• _Exercise_: Transcribe all of the material exactly, except for its pictures.

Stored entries
******************************

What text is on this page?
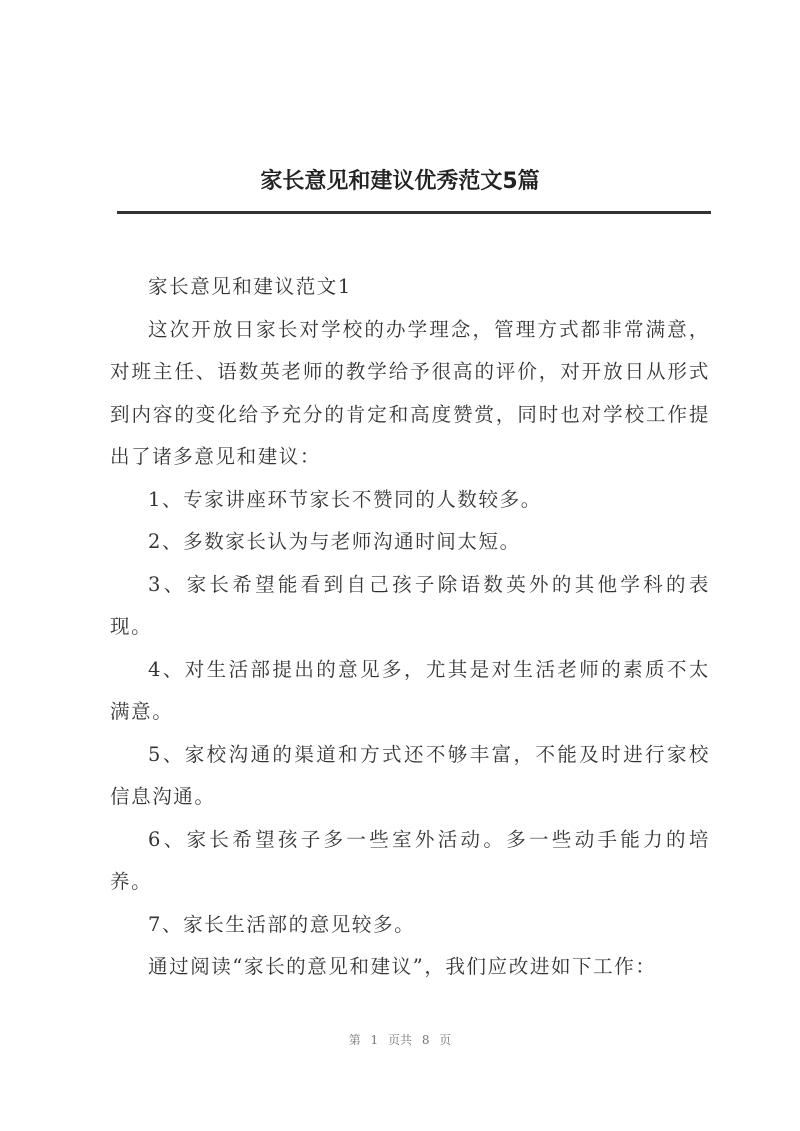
家长意见和建议优秀范文5篇
家长意见和建议范文1
这次开放日家长对学校的办学理念，管理方式都非常满意，
对班主任、语数英老师的教学给予很高的评价，对开放日从形式
到内容的变化给予充分的肯定和高度赞赏，同时也对学校工作提
出了诸多意见和建议：
1、专家讲座环节家长不赞同的人数较多。
2、多数家长认为与老师沟通时间太短。
3、家长希望能看到自己孩子除语数英外的其他学科的表
现。
4、对生活部提出的意见多，尤其是对生活老师的素质不太
满意。
5、家校沟通的渠道和方式还不够丰富，不能及时进行家校
信息沟通。
6、家长希望孩子多一些室外活动。多一些动手能力的培
养。
7、家长生活部的意见较多。
通过阅读“家长的意见和建议”，我们应改进如下工作：
第 1 页共 8 页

******************************

• _Result of this task_:
What text is on this page?
家长意见和建议优秀范文5篇
家长意见和建议范文1
这次开放日家长对学校的办学理念，管理方式都非常满意，
对班主任、语数英老师的教学给予很高的评价，对开放日从形式
到内容的变化给予充分的肯定和高度赞赏，同时也对学校工作提
出了诸多意见和建议：
1、专家讲座环节家长不赞同的人数较多。
2、多数家长认为与老师沟通时间太短。
3、家长希望能看到自己孩子除语数英外的其他学科的表
现。
4、对生活部提出的意见多，尤其是对生活老师的素质不太
满意。
5、家校沟通的渠道和方式还不够丰富，不能及时进行家校
信息沟通。
6、家长希望孩子多一些室外活动。多一些动手能力的培
养。
7、家长生活部的意见较多。
通过阅读“家长的意见和建议”，我们应改进如下工作：
第 1 页共 8 页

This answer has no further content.